[Items from a data source]
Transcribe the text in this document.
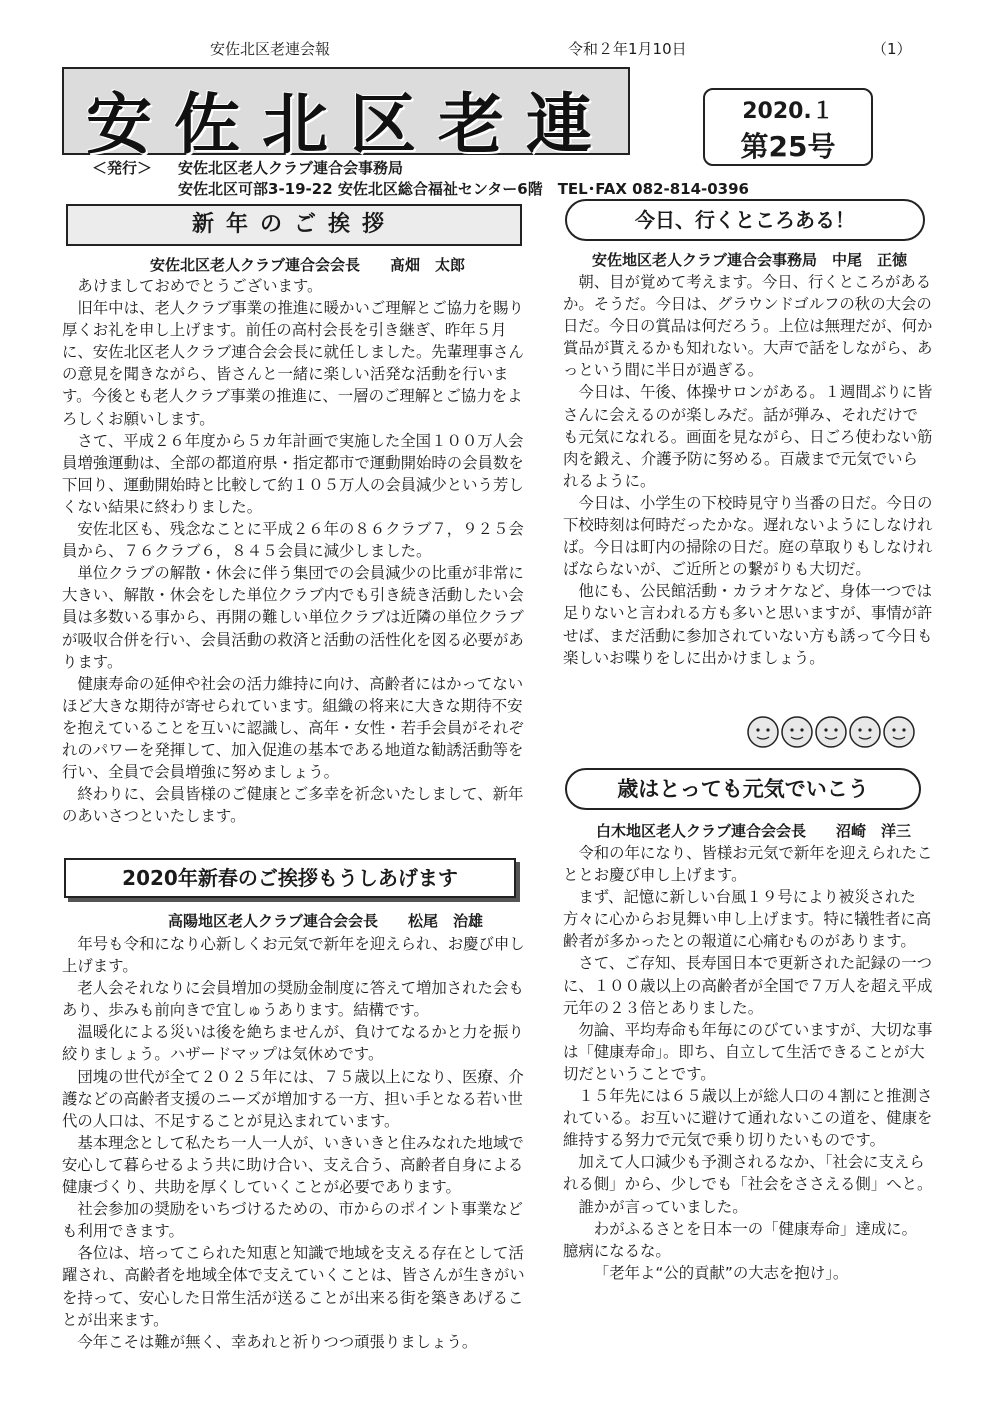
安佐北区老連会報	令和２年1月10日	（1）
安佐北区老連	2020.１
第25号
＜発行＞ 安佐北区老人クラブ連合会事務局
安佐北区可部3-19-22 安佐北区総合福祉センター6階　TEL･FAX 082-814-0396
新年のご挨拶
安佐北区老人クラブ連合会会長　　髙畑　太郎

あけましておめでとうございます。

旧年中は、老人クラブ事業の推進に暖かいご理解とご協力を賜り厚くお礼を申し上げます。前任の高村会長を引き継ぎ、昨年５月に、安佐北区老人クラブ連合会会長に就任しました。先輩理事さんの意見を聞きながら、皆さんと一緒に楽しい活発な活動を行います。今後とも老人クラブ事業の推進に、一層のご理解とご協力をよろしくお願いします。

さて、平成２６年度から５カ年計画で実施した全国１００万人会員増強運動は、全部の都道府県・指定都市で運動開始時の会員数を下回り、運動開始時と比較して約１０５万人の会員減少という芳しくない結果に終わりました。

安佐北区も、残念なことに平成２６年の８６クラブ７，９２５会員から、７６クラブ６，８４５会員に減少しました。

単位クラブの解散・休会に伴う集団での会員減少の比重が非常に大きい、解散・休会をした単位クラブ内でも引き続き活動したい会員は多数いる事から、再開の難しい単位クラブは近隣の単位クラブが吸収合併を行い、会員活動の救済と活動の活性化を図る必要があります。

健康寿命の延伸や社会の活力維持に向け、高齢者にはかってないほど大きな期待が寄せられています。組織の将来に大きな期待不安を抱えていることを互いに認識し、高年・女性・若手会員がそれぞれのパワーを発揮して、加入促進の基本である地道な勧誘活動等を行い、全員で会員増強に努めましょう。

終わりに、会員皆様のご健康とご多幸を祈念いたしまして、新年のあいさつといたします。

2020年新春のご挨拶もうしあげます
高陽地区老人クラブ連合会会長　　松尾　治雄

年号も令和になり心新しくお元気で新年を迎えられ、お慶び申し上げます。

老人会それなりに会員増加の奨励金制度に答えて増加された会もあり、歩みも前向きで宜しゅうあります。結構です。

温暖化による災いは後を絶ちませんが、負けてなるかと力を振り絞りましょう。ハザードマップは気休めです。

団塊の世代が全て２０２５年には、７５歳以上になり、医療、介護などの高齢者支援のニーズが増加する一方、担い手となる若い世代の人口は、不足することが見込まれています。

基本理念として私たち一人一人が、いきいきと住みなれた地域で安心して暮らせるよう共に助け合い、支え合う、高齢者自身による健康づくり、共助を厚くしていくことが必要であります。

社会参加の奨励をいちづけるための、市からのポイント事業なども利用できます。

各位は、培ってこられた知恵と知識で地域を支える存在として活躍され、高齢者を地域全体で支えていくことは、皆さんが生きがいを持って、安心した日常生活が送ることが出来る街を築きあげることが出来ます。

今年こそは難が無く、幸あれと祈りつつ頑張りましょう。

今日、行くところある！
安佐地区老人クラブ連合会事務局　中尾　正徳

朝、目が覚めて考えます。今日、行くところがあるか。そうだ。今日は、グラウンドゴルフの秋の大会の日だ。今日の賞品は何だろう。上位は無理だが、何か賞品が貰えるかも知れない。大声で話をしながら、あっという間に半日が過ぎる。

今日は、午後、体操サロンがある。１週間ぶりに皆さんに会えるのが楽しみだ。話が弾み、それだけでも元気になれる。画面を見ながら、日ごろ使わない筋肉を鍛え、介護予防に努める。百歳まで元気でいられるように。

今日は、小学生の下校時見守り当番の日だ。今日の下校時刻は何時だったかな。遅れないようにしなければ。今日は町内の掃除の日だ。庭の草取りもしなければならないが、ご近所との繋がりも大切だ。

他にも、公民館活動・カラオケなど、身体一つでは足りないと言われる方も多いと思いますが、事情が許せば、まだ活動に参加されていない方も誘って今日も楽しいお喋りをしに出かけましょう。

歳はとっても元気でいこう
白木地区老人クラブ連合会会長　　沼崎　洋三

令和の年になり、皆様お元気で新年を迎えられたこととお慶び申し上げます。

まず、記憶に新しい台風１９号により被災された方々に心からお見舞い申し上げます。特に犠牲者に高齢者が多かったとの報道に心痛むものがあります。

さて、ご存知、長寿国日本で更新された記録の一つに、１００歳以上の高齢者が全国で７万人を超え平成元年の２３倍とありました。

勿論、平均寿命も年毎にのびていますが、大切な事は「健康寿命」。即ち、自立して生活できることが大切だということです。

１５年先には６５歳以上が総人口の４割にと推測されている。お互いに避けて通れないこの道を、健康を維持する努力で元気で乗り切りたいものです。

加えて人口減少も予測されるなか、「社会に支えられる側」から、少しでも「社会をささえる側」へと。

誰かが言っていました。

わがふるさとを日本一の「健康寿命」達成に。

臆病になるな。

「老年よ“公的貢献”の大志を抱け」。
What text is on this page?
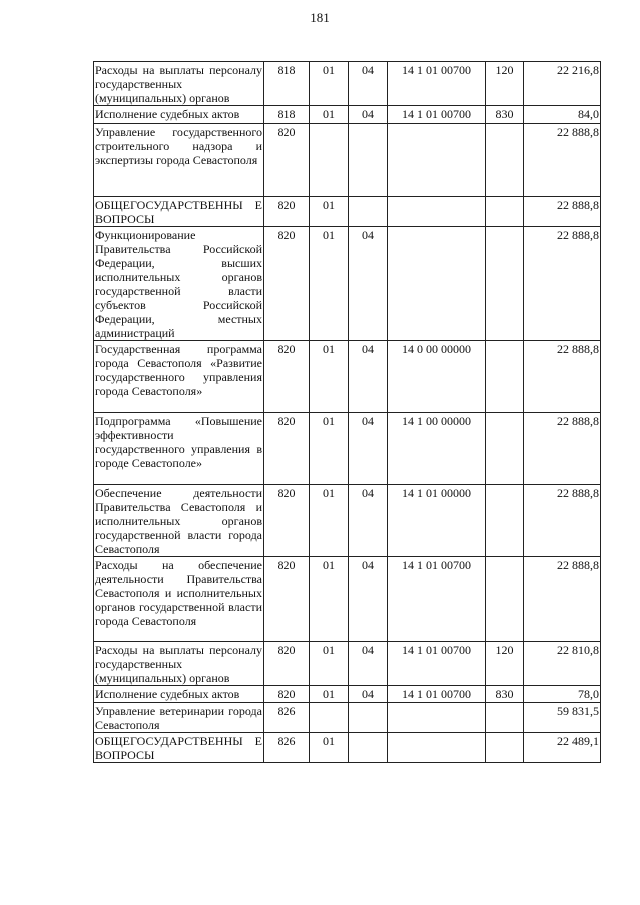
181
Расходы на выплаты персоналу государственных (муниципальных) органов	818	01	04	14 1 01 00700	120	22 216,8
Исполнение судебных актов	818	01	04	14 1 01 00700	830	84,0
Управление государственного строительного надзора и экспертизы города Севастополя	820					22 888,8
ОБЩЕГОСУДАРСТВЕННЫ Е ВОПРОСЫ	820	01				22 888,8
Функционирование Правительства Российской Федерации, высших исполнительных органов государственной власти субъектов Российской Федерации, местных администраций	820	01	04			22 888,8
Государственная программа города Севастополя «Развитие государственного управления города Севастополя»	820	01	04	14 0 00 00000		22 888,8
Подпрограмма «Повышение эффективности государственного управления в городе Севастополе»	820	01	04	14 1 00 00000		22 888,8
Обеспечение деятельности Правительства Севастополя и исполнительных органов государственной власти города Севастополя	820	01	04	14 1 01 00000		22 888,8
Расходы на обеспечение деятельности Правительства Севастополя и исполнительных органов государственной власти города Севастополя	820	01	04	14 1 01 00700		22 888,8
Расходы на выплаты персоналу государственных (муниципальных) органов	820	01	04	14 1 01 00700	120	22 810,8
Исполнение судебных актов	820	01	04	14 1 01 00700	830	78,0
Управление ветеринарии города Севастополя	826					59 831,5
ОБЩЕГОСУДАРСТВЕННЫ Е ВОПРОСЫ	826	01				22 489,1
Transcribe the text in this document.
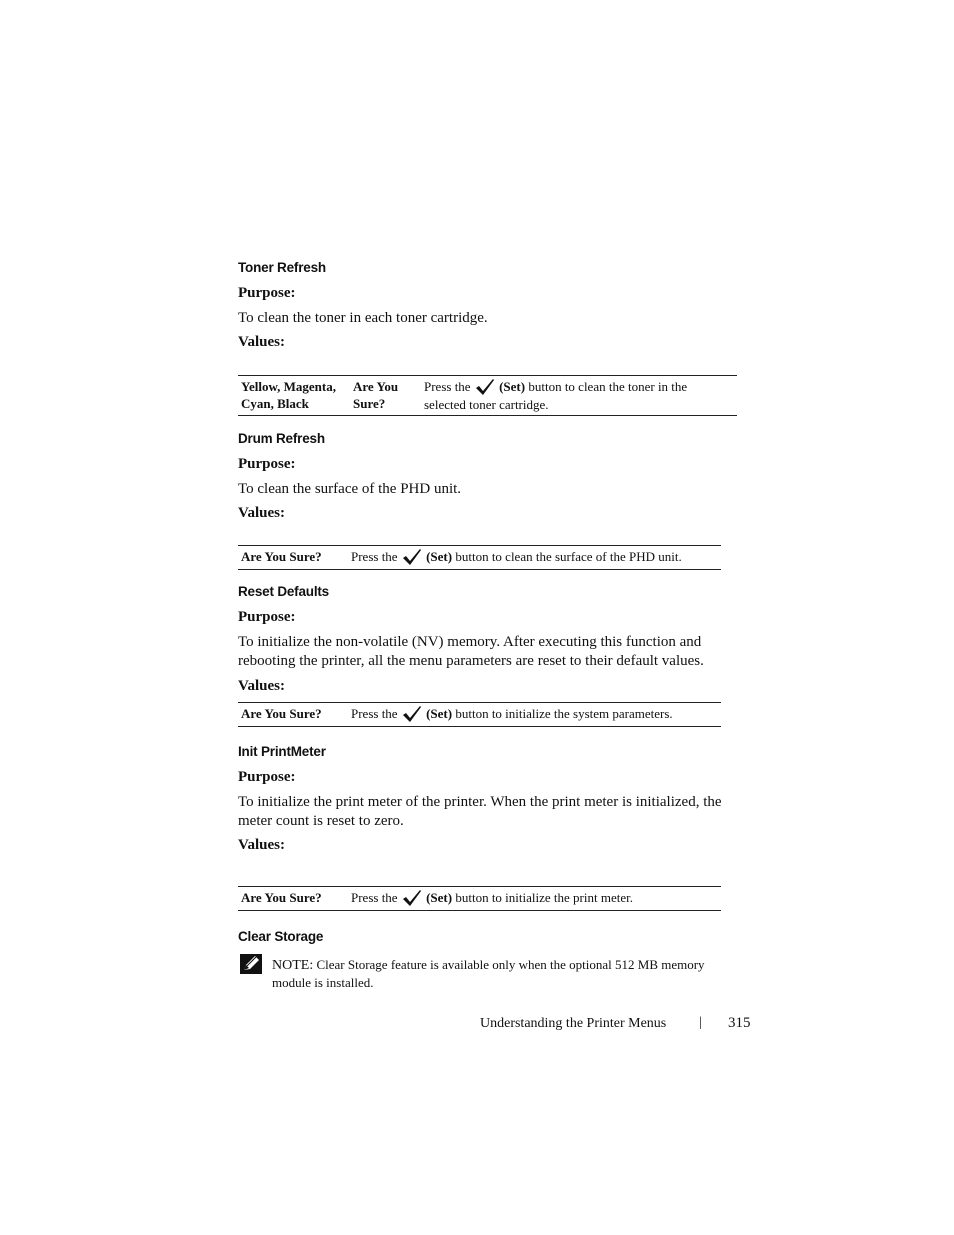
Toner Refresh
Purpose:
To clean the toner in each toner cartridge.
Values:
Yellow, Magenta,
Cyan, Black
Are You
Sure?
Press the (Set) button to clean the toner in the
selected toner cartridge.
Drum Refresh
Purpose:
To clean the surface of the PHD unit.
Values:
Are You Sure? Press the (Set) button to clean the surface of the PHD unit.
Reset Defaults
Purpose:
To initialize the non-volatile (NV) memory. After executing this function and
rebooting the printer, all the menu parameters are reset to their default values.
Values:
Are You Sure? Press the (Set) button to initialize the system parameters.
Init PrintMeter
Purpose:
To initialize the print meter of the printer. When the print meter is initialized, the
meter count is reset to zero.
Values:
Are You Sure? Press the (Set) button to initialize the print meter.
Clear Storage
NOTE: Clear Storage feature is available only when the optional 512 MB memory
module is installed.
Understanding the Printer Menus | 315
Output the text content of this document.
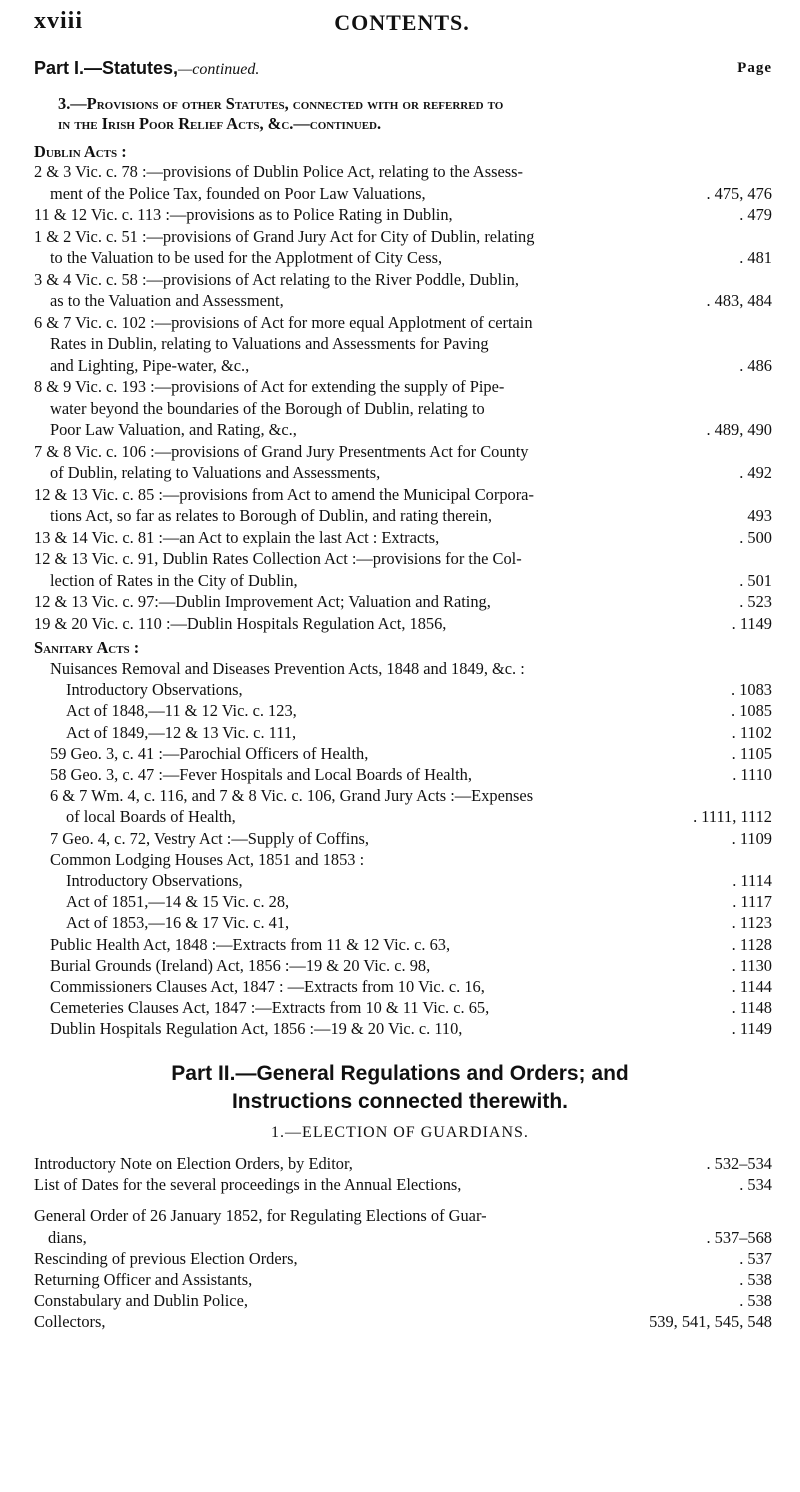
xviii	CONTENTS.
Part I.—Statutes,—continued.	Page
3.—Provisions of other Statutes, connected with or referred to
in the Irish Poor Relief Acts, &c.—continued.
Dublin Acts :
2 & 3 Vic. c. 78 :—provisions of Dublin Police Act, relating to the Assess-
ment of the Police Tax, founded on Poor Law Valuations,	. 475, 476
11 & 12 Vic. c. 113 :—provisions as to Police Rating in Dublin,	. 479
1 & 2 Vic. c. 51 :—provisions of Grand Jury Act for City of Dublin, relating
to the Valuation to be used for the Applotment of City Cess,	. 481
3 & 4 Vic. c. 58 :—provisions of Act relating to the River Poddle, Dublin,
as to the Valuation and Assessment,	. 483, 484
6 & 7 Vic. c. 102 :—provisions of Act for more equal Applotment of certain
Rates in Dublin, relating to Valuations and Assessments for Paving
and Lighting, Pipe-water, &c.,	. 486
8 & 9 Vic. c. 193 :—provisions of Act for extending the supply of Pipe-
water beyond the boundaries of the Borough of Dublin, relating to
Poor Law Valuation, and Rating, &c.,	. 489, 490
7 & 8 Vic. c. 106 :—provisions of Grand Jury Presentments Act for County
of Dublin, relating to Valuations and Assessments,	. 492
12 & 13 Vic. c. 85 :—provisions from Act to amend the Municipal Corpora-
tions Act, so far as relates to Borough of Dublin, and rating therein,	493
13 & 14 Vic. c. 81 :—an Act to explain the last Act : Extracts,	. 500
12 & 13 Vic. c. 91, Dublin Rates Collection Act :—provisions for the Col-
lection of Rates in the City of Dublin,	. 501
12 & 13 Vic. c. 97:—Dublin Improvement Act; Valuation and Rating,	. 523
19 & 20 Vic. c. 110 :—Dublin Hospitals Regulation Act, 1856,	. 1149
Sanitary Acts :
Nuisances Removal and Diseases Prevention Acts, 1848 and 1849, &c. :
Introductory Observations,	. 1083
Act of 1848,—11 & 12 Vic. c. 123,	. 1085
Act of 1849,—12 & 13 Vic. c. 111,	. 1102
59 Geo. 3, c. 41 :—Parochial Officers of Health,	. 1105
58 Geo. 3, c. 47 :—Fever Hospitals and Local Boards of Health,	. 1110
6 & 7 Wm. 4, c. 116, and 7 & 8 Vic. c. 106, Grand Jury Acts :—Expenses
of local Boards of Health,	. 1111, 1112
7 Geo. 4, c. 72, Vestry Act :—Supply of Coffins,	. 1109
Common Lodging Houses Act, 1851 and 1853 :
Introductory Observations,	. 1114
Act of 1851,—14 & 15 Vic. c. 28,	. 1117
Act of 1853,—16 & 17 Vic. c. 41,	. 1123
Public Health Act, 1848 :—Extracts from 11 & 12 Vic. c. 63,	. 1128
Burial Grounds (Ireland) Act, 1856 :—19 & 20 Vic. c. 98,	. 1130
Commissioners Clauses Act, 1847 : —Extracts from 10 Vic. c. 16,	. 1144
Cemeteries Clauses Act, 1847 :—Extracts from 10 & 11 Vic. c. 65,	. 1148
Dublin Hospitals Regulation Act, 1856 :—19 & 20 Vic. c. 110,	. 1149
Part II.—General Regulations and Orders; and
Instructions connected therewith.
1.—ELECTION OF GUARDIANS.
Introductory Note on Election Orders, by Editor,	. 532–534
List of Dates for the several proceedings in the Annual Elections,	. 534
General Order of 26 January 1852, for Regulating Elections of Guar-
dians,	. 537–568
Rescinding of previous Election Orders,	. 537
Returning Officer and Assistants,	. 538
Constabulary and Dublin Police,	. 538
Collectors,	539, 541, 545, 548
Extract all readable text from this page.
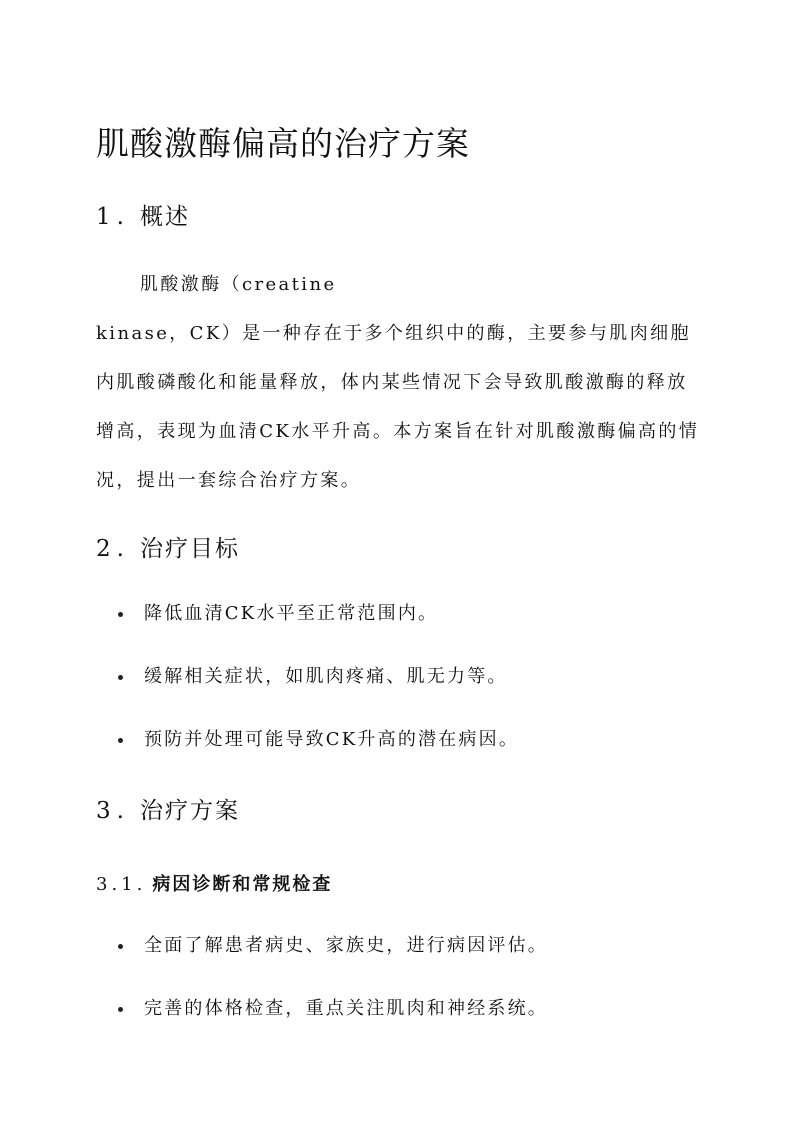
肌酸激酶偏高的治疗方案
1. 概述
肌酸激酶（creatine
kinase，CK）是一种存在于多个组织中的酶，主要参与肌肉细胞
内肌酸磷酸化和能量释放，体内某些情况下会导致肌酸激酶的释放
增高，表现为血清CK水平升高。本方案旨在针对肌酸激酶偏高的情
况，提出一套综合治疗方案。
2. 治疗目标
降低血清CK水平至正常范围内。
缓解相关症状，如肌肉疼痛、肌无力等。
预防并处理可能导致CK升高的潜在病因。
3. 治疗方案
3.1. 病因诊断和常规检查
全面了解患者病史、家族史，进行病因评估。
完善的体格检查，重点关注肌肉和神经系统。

Challenge =
Extract all lines from the material above that include the word "Clear".

Exercise solution =
Clear Storage
NOTE: Clear Storage feature is available only when the optional 512 MB memory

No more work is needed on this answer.